▸ **WRITTEN INSTRUCTION A**:
Retype the records from their first line through the line holding "resistor R39 xyxy=(813,197,819,217)", inclusive.

▸ **EXCERPT PROVIDED**:
- - - - -

Spurious whitespace.

>  #endif /* _ASM_X86_TRAPS_H */
> diff --git a/arch/x86/kernel/cpu/common.c b/arch/x86/kernel/cpu/common.c
> index 2e4d90294fe6..39245f61fad0 100644

...

> +bool handle_split_lock(void)

This is a confusing name IMO, e.g. split_lock_detect_enabled() or similar
would be more intuitive.  It'd also avoid the weirdness of having different
semantics for the returns values of handle_split_lock() and
handle_user_split_lock().

> +{
> +	return sld_state != sld_off;
> +}
> +
> +bool handle_user_split_lock(struct pt_regs *regs, long error_code)
> +{
> +	if ((regs->flags & X86_EFLAGS_AC) || sld_state == sld_fatal)
> +		return false;

Maybe add "|| WARN_ON_ONCE(sld_state != sld_off)" to try to prevent the
kernel from going fully into the weeds if a spurious #AC occurs.

> +
> +	pr_alert("#AC: %s/%d took a split_lock trap at address: 0x%lx\n",

pr_warn_ratelimited since it's user controlled?

> +		 current->comm, current->pid, regs->ip);
> +
> +	__sld_msr_set(false);
> +	set_tsk_thread_flag(current, TIF_SLD);
> +	return true;
> +}
> +
> +void switch_sld(struct task_struct *prev)
> +{
> +	__sld_msr_set(true);
> +	clear_tsk_thread_flag(prev, TIF_SLD);
> +}
> +
> +#define SPLIT_LOCK_CPU(model) {X86_VENDOR_INTEL, 6, model, X86_FEATURE_ANY}
> +
> +/*
> + * The following processors have split lock detection feature. But since they
> + * don't have MSR IA32_CORE_CAPABILITIES, the feature cannot be enumerated by
> + * the MSR. So enumerate the feature by family and model on these processors.

- - - - -

▸ **INFORMATION GIVEN**:

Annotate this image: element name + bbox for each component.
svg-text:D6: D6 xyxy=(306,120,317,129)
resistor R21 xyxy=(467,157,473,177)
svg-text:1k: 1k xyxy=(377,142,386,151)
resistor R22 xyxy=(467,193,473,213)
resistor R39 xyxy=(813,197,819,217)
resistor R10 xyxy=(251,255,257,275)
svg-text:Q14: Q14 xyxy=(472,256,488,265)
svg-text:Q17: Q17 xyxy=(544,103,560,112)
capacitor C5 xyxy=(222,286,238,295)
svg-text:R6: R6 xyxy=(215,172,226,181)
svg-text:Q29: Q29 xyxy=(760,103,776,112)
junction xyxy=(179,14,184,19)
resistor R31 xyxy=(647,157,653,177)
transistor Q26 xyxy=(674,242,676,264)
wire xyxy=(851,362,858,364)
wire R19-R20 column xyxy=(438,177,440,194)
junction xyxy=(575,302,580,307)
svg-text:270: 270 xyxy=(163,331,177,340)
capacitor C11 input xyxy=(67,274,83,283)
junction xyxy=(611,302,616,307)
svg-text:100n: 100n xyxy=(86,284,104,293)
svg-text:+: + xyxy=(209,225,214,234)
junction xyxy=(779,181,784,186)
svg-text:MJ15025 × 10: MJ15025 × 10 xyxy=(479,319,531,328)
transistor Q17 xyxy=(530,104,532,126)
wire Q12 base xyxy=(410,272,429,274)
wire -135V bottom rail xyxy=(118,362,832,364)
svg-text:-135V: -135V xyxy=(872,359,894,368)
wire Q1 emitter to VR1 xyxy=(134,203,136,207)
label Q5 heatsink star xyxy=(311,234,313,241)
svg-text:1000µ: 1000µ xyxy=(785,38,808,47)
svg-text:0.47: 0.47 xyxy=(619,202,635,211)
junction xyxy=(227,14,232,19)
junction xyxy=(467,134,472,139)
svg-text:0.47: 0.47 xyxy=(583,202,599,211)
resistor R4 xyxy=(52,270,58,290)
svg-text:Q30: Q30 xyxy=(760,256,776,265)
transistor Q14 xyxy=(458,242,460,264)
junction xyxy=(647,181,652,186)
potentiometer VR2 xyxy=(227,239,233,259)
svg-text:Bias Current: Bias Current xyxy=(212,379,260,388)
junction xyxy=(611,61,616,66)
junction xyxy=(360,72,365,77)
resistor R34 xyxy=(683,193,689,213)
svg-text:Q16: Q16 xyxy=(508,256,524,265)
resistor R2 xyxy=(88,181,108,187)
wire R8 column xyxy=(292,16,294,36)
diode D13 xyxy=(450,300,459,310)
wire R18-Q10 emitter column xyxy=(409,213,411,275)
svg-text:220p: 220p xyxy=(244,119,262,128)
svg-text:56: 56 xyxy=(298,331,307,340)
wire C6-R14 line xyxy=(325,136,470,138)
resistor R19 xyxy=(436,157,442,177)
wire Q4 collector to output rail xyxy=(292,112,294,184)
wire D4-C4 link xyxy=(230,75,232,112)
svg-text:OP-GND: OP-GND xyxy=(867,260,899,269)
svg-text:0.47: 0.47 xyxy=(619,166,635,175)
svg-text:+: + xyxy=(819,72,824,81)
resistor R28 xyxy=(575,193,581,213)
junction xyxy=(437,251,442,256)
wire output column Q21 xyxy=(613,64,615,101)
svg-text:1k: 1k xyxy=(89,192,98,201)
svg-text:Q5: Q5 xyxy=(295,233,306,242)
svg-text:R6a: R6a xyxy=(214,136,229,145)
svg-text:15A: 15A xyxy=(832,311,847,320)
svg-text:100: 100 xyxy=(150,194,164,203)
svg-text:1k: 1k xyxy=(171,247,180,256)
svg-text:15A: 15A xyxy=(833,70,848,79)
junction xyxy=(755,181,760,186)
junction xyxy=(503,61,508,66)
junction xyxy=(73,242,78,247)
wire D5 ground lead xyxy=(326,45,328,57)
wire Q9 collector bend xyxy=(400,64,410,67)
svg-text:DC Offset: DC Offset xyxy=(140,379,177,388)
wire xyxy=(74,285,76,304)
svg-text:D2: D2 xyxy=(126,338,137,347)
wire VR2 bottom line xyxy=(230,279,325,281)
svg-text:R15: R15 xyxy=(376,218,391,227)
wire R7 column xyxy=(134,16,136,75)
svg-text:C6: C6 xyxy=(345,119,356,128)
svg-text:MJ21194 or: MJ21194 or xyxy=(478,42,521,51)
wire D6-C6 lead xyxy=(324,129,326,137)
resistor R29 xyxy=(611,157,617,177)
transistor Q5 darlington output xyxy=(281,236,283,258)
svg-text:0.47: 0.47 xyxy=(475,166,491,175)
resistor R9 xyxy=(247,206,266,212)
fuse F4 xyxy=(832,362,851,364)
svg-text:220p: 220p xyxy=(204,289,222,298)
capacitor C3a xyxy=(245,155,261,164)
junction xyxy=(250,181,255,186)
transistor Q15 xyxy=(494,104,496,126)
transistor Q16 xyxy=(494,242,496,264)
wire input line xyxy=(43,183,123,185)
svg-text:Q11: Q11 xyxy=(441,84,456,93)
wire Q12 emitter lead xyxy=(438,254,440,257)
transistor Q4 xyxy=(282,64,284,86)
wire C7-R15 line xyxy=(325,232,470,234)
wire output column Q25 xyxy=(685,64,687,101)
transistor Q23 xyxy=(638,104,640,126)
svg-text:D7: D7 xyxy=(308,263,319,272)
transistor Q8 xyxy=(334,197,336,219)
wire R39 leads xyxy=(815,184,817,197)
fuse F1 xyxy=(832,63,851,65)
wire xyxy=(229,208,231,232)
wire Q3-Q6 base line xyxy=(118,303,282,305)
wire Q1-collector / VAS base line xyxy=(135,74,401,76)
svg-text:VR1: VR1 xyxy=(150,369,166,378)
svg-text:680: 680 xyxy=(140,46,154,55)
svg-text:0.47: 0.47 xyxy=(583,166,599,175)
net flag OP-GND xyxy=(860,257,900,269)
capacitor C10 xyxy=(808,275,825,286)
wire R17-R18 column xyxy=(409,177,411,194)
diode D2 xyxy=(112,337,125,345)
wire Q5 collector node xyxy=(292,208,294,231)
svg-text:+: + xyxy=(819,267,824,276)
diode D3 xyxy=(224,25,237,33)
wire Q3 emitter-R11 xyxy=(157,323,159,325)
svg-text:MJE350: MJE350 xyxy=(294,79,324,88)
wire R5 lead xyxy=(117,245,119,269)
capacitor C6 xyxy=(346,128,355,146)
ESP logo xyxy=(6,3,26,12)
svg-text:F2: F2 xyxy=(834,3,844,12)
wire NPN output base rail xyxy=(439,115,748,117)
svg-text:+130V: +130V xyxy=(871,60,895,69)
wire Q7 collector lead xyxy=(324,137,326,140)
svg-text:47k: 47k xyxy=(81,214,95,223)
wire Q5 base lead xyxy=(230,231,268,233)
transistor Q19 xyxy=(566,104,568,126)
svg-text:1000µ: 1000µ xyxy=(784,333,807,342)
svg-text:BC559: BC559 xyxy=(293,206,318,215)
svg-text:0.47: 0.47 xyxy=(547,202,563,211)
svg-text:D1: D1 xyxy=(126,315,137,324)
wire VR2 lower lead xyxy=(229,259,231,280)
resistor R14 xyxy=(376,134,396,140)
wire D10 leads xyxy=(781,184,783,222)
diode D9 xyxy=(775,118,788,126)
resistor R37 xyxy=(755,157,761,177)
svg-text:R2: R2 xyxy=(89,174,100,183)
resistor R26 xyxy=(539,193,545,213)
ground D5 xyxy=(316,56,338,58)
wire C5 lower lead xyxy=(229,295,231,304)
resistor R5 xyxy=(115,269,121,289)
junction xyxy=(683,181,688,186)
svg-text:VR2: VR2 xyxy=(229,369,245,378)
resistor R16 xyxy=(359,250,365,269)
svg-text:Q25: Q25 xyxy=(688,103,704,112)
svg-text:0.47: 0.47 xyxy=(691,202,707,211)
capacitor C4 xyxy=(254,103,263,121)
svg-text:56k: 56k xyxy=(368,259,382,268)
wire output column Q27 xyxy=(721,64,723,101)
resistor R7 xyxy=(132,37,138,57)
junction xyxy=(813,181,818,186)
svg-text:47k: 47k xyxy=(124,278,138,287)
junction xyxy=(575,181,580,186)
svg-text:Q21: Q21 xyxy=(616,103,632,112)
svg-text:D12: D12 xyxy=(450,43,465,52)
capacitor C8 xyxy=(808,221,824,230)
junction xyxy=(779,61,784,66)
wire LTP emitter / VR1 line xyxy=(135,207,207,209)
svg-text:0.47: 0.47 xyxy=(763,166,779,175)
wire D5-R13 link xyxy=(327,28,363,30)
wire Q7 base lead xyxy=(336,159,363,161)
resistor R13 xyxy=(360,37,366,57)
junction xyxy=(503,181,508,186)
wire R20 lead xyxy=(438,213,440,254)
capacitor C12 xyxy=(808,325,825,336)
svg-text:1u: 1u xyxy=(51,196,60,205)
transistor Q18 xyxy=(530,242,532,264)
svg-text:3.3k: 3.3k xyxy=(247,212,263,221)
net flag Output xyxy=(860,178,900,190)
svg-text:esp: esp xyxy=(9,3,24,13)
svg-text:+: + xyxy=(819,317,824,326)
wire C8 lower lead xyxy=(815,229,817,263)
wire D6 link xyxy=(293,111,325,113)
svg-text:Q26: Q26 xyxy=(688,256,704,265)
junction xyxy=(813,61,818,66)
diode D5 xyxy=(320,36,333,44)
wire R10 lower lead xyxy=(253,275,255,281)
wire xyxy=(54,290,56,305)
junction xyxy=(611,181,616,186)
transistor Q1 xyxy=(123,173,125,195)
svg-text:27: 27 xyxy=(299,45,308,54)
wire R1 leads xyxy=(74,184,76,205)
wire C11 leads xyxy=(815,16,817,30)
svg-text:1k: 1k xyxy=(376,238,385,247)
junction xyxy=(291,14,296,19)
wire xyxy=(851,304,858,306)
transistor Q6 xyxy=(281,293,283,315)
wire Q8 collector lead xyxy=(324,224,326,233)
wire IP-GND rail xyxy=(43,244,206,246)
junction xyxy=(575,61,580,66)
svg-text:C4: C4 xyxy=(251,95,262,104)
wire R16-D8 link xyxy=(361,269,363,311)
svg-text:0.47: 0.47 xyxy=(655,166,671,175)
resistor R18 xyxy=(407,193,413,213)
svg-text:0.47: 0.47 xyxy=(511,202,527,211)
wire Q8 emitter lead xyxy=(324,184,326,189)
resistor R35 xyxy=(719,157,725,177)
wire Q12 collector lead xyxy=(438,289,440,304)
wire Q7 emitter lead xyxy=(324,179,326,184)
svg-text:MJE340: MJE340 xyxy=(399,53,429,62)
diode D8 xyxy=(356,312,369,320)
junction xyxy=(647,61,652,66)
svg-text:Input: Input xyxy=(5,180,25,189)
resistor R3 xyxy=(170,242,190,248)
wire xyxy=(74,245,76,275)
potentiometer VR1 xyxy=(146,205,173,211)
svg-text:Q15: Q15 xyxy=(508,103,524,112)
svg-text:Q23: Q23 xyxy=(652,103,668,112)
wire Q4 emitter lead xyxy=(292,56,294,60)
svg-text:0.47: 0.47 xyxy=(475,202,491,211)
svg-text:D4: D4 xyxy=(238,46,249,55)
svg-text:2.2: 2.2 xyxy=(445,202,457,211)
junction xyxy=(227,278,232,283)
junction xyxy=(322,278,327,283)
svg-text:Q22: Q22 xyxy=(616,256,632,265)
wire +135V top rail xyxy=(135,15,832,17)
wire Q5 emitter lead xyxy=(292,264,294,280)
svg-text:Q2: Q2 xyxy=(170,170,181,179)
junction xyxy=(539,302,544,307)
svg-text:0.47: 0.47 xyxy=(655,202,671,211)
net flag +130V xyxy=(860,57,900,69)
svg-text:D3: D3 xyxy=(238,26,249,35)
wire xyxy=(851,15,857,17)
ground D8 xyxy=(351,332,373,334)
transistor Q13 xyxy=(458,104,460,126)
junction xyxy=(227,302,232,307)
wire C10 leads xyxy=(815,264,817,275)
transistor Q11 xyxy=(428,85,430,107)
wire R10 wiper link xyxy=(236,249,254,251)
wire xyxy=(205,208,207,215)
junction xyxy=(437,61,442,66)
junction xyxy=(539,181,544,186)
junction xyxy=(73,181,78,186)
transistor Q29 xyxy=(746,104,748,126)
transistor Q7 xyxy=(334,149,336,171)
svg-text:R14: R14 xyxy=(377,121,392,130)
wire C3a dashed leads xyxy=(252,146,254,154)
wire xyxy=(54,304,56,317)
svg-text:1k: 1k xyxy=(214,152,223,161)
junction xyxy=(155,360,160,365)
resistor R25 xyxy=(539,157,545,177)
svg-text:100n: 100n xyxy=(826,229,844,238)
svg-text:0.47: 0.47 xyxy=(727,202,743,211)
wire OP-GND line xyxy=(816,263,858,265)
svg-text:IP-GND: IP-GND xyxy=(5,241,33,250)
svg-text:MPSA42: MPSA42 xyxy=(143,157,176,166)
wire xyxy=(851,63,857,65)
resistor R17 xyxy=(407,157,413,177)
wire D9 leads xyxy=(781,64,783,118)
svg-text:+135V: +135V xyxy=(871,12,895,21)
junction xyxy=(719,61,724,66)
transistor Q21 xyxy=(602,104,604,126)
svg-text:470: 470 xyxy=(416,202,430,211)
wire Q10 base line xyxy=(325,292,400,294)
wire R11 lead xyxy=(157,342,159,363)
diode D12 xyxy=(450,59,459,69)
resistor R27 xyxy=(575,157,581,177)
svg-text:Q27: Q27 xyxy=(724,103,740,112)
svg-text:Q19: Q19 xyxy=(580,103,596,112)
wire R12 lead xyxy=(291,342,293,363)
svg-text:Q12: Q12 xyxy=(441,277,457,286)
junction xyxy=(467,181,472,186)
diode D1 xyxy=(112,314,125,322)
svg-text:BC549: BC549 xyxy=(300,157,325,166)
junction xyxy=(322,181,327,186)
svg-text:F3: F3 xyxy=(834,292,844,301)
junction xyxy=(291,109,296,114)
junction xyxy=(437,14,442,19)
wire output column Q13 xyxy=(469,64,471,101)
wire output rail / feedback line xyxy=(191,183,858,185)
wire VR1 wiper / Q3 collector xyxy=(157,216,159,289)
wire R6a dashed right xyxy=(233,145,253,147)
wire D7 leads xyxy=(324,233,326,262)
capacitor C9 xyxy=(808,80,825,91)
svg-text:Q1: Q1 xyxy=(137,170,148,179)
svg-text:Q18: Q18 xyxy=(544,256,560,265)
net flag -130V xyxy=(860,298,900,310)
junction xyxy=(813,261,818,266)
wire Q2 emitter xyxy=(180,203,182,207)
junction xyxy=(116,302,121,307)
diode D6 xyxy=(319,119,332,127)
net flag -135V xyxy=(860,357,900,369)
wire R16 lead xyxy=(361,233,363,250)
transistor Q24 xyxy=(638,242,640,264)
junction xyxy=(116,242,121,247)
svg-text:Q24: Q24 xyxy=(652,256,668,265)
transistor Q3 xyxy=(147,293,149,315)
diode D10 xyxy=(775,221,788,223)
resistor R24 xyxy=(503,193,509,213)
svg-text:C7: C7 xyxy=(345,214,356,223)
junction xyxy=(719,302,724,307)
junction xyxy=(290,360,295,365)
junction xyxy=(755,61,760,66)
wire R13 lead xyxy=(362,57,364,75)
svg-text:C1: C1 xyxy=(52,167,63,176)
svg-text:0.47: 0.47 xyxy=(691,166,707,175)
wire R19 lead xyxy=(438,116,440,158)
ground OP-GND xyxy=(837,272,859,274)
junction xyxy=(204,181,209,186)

- - - - -

▸ **WRITTEN INSTRUCTION B**:
In the code review, which function does the reviewer suggest using in place of pr_alert?

▸ **SOLUTION A**:
Annotate this image: element name + bbox for each component.
svg-text:D6: D6 xyxy=(306,120,317,129)
resistor R21 xyxy=(467,157,473,177)
svg-text:1k: 1k xyxy=(377,142,386,151)
resistor R22 xyxy=(467,193,473,213)
resistor R39 xyxy=(813,197,819,217)

▸ **SOLUTION B**:
pr_warn_ratelimited